Exercise aim: Read the entries below and pull out each line with the string "envelope".

Raw records:
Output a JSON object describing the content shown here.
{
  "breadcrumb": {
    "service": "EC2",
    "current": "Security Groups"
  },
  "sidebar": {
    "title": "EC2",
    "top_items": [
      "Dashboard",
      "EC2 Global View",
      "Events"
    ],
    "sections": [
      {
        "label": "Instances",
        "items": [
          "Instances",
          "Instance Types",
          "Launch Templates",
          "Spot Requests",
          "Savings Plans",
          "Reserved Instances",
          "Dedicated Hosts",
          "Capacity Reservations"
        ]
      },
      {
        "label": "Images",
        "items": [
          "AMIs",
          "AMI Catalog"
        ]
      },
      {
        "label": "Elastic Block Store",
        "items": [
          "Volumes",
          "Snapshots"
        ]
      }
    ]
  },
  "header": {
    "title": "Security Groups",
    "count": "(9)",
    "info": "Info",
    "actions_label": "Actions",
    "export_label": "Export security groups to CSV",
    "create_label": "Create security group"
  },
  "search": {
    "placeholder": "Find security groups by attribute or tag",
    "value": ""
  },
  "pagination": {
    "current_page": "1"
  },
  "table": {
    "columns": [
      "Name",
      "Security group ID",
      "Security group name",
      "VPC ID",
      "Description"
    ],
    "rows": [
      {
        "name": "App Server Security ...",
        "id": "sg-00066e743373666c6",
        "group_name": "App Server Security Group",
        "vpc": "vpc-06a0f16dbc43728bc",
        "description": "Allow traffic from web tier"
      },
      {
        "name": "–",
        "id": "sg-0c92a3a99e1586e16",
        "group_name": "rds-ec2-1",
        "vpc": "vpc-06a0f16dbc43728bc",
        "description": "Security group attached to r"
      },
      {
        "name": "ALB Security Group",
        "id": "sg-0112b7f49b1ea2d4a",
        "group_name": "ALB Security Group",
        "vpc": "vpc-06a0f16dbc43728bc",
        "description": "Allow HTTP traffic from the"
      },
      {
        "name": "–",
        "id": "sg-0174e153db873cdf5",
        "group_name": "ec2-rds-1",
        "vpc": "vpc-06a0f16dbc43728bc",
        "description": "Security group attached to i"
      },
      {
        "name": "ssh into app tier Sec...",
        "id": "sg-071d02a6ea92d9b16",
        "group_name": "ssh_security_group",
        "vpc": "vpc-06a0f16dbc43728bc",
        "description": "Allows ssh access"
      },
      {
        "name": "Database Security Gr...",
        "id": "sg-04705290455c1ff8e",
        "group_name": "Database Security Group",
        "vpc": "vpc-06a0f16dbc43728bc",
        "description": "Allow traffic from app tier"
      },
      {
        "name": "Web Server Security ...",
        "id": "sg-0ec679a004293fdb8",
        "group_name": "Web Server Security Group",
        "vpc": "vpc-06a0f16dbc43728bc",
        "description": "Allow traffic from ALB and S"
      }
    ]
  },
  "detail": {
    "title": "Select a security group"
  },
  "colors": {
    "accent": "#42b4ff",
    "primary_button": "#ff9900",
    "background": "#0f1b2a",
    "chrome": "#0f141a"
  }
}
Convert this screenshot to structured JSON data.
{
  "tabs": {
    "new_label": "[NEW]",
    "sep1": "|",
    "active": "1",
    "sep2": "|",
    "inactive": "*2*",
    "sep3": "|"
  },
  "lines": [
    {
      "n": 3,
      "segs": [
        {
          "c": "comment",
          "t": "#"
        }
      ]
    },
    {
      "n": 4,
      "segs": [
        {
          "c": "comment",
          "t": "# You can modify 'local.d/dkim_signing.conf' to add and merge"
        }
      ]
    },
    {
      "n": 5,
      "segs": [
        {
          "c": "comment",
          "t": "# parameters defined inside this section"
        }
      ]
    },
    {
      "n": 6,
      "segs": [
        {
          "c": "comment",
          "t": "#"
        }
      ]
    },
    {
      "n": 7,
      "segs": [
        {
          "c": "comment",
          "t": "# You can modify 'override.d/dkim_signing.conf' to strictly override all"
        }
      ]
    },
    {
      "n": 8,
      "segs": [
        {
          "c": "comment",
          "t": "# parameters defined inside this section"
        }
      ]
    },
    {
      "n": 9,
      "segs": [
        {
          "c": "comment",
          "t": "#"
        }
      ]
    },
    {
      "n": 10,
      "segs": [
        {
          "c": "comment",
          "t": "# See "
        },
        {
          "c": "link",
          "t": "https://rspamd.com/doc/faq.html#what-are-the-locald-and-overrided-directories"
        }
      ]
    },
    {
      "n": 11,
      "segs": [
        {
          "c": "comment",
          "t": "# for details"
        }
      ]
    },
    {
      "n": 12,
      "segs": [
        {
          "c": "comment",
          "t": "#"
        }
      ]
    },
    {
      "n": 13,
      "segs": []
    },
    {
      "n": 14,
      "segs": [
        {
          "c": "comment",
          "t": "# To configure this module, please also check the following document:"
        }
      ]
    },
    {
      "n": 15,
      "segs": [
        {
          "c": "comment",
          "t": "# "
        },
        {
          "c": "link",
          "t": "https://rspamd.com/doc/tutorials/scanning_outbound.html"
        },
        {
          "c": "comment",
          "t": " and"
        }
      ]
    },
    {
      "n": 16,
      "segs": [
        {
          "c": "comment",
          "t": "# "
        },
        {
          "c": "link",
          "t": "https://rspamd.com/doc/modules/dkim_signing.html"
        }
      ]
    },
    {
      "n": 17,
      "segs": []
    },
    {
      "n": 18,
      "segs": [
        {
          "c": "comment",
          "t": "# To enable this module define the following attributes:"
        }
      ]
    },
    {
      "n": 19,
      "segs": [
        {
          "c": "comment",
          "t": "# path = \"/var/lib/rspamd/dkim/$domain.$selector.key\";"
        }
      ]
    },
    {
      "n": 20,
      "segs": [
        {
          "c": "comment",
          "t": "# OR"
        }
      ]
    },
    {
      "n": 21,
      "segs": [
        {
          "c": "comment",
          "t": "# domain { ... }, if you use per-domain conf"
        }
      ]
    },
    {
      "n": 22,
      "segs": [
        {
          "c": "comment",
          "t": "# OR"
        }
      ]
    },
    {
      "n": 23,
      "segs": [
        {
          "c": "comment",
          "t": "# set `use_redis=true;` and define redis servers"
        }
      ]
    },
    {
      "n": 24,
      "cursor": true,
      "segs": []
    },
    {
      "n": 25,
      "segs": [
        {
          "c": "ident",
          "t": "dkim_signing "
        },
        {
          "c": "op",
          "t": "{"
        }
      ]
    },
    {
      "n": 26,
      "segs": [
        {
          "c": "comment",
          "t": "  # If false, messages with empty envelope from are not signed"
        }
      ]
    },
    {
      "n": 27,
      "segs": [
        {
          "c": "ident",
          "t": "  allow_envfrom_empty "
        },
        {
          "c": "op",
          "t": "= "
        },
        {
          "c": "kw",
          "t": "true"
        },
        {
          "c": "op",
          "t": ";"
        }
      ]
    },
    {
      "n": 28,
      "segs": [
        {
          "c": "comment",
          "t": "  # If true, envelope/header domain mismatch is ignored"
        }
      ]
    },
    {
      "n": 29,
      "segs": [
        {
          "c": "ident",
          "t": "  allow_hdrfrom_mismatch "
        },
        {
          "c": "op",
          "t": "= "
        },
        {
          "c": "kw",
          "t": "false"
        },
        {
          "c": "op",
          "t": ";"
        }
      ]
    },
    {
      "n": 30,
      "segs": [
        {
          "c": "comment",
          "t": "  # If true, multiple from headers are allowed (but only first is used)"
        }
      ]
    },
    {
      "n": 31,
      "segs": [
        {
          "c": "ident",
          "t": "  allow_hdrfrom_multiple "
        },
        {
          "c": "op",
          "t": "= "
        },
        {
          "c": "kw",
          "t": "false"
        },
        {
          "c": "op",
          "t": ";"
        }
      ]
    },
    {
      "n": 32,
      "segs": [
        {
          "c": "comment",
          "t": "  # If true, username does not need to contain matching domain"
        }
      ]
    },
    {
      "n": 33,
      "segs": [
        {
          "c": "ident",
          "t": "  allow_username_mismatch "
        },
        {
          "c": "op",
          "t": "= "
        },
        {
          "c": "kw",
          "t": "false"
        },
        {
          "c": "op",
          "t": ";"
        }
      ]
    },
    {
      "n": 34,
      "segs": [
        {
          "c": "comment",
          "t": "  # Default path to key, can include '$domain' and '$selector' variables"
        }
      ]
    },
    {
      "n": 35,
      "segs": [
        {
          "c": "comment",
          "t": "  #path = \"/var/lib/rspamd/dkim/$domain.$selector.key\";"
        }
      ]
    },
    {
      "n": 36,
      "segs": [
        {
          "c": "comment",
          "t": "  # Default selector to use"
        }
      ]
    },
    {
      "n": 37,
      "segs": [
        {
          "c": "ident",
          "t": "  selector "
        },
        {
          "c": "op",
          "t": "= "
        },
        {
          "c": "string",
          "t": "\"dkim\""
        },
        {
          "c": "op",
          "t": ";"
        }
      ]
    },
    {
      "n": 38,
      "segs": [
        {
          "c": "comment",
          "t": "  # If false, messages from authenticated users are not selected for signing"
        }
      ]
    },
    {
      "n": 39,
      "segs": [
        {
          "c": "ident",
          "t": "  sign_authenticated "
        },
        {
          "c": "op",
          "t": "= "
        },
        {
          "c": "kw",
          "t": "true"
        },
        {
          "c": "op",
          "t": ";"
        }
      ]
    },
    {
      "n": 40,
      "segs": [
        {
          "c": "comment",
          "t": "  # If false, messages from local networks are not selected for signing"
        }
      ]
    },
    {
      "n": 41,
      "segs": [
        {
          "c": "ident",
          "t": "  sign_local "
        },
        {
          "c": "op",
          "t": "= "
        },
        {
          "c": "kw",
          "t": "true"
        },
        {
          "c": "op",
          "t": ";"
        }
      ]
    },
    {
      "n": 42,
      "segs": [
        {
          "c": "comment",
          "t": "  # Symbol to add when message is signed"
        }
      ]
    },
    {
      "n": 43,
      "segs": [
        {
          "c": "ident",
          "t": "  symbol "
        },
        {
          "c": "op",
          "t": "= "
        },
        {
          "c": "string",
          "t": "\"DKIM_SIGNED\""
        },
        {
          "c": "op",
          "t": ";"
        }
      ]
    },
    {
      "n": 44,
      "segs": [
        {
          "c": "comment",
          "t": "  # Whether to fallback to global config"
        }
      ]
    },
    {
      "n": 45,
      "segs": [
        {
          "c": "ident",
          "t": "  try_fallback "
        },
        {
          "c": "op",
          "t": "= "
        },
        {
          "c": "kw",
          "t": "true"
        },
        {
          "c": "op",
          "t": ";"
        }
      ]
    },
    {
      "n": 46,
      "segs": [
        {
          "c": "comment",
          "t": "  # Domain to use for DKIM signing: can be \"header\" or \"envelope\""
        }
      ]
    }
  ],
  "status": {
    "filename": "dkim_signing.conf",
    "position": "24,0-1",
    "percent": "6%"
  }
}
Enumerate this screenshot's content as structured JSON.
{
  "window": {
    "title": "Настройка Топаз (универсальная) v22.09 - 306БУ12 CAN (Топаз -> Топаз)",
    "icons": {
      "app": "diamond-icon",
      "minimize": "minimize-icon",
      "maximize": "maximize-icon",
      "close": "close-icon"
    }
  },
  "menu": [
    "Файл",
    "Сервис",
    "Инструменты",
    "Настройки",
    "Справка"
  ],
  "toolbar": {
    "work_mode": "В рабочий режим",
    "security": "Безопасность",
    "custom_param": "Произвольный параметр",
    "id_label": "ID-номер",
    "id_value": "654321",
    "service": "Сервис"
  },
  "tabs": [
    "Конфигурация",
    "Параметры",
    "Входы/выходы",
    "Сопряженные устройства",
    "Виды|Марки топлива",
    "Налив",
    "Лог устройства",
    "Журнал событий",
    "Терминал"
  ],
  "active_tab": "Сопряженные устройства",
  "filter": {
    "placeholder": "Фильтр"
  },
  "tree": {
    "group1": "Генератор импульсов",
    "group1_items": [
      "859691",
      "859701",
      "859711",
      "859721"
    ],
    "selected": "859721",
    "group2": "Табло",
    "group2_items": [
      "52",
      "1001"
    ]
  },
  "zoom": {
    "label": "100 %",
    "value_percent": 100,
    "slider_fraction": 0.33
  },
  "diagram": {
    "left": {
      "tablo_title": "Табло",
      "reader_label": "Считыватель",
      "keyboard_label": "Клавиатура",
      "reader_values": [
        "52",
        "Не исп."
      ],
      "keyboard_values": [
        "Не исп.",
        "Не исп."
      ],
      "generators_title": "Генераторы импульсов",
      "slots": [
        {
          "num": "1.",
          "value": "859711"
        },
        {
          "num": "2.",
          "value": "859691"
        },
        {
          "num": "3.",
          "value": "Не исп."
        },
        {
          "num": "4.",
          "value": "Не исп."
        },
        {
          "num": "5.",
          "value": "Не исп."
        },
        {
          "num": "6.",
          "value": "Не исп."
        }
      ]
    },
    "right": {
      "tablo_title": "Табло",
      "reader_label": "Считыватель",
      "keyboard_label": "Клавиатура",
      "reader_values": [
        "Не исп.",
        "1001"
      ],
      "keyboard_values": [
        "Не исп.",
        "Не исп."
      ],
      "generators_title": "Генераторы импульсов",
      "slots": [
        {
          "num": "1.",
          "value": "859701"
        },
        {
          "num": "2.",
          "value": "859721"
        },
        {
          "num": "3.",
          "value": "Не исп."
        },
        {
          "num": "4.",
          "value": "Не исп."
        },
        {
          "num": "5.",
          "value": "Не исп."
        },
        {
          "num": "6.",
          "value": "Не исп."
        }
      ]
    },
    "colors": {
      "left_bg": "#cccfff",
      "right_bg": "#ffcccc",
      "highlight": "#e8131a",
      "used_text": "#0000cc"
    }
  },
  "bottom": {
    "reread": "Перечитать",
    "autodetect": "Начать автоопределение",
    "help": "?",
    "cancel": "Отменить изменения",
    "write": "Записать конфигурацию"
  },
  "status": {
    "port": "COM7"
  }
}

Exercise result:
          "t": "  # If false, messages with empty envelope from are not signed"
          "t": "  # If true, envelope/header domain mismatch is ignored"
          "t": "  # Domain to use for DKIM signing: can be \"header\" or \"envelope\""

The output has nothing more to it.